● **Directive A**
In the floating roof tank post, what kind of fixed roof do external floating roof tanks that have been converted to internal floating roof tanks typically have?

● **Source document**
Difference "Internal Floating Roof Tank", "Domed External Floating Roof Tank"

Difference "Internal Floating Roof Tank", "Domed External Floating Roof Tank"

(OP)
As I thought these two types of tank were the same, on this website they are presented as two different thing:
But this doesnt state the difference. Anybody who knows the difference?

Internal Floating Roof Tank
That tanks has both, a permanent fixed roof and a floating roof inside. There are two basic types of internal floating roof tanks:
tanks in which the fixed roof is supported by vertical columns within the tank
tanks with a selfsupporting fixed roof and no internal support columns
The fixed roof is not necessarily free of openings but does span the entire open plan area of the vessel. Fixed roof tanks that have been retrofitted to employ an internal floating roof are typically of the first type, while external floating roof tanks that have been converted to an internal floating roof tank typically have a self-supporting roof.

● **Recorded data**
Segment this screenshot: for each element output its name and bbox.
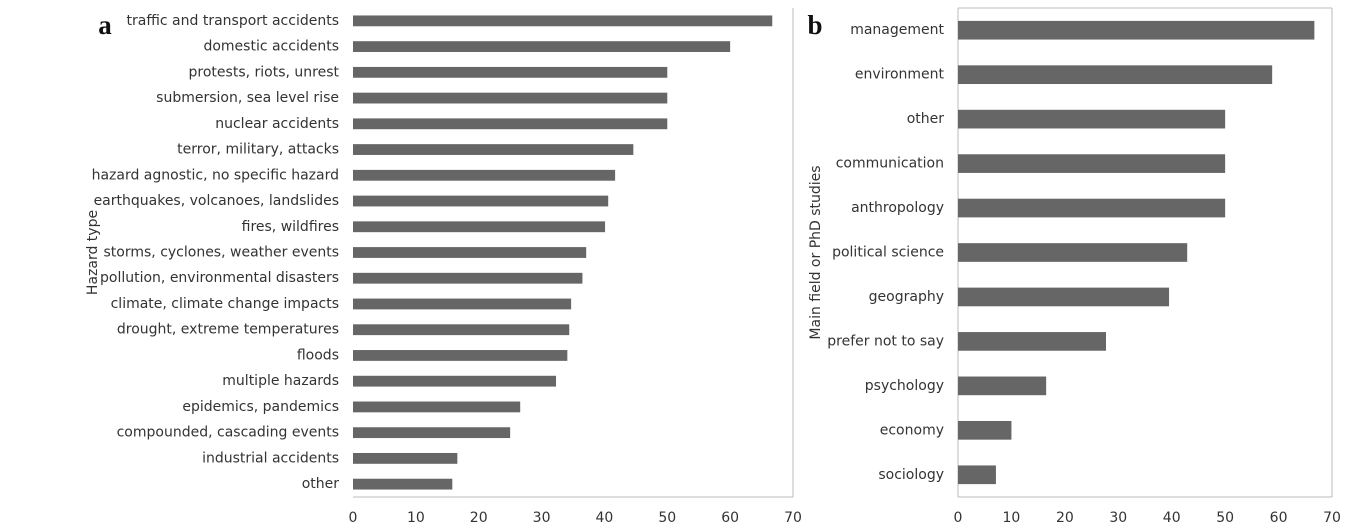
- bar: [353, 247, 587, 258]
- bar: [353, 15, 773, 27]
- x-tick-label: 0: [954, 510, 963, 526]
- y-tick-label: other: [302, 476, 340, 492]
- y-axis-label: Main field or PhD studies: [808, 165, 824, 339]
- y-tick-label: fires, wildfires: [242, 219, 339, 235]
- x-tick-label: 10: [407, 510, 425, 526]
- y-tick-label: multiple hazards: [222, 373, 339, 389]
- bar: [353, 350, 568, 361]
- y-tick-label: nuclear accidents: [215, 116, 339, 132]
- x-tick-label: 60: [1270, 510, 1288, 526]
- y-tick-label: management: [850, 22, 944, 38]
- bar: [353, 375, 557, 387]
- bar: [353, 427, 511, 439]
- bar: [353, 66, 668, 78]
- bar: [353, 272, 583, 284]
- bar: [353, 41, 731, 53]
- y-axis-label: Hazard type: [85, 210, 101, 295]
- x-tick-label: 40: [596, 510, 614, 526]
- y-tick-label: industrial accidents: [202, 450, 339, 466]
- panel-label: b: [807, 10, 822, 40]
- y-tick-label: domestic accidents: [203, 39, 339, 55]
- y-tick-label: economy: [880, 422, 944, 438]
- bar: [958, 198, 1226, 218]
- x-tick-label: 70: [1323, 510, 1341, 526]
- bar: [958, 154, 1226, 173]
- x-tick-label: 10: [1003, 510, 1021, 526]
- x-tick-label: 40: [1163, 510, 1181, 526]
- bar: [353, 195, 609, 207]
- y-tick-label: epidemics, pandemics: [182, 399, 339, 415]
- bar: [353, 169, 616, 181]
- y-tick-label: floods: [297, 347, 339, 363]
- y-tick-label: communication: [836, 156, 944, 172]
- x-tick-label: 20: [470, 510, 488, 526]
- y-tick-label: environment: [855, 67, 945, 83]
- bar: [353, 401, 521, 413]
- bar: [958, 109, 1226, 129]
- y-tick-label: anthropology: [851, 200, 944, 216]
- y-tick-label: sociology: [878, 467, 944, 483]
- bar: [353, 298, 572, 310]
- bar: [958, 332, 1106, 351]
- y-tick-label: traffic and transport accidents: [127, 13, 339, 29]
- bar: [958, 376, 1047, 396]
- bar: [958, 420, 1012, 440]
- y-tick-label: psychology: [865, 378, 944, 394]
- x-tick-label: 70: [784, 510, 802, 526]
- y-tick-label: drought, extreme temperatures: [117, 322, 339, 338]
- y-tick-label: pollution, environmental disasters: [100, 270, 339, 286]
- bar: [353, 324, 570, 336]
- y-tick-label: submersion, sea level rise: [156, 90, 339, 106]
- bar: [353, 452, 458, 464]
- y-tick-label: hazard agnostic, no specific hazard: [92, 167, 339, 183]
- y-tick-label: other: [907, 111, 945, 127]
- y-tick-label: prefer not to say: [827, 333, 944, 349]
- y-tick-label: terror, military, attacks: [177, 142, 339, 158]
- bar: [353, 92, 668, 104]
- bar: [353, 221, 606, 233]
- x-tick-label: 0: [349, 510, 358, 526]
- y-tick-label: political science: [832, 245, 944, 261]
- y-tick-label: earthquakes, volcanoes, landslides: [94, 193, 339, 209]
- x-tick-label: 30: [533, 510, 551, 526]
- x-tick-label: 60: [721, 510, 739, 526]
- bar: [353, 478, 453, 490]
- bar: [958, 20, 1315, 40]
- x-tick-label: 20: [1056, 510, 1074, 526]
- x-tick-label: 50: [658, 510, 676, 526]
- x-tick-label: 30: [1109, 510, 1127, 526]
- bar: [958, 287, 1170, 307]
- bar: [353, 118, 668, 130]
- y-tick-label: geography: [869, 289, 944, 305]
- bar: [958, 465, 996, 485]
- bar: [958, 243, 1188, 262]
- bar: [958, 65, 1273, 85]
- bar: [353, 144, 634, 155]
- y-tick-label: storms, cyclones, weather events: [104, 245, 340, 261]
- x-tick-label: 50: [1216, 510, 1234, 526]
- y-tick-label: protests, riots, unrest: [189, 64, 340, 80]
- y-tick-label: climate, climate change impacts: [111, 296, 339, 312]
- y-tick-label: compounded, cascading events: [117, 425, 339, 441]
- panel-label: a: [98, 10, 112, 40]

● **Directive B**
Please turn the records from the line containing "- bar: [353, 247, 587, 258]" to the line containing "- y-tick-label: industrial", both included, into a Markdown table with the columns Row and Line. Number each line in Row and leave out blank lines.

● **Exercise output A**
A self-supporting roof.

● **Exercise output B**
| Row | Line |
|---|---|
| 1 | - bar: [353, 247, 587, 258] |
| 2 | - bar: [353, 15, 773, 27] |
| 3 | - x-tick-label: 0: [954, 510, 963, 526] |
| 4 | - y-tick-label: other: [302, 476, 340, 492] |
| 5 | - y-axis-label: Main field or PhD studies: [808, 165, 824, 339] |
| 6 | - y-tick-label: fires, wildfires: [242, 219, 339, 235] |
| 7 | - x-tick-label: 10: [407, 510, 425, 526] |
| 8 | - y-tick-label: multiple hazards: [222, 373, 339, 389] |
| 9 | - bar: [353, 350, 568, 361] |
| 10 | - y-tick-label: nuclear accidents: [215, 116, 339, 132] |
| 11 | - x-tick-label: 60: [1270, 510, 1288, 526] |
| 12 | - y-tick-label: management: [850, 22, 944, 38] |
| 13 | - bar: [353, 375, 557, 387] |
| 14 | - bar: [353, 427, 511, 439] |
| 15 | - bar: [353, 66, 668, 78] |
| 16 | - bar: [353, 272, 583, 284] |
| 17 | - bar: [353, 41, 731, 53] |
| 18 | - y-axis-label: Hazard type: [85, 210, 101, 295] |
| 19 | - x-tick-label: 40: [596, 510, 614, 526] |
| 20 | - y-tick-label: industrial accidents: [202, 450, 339, 466] |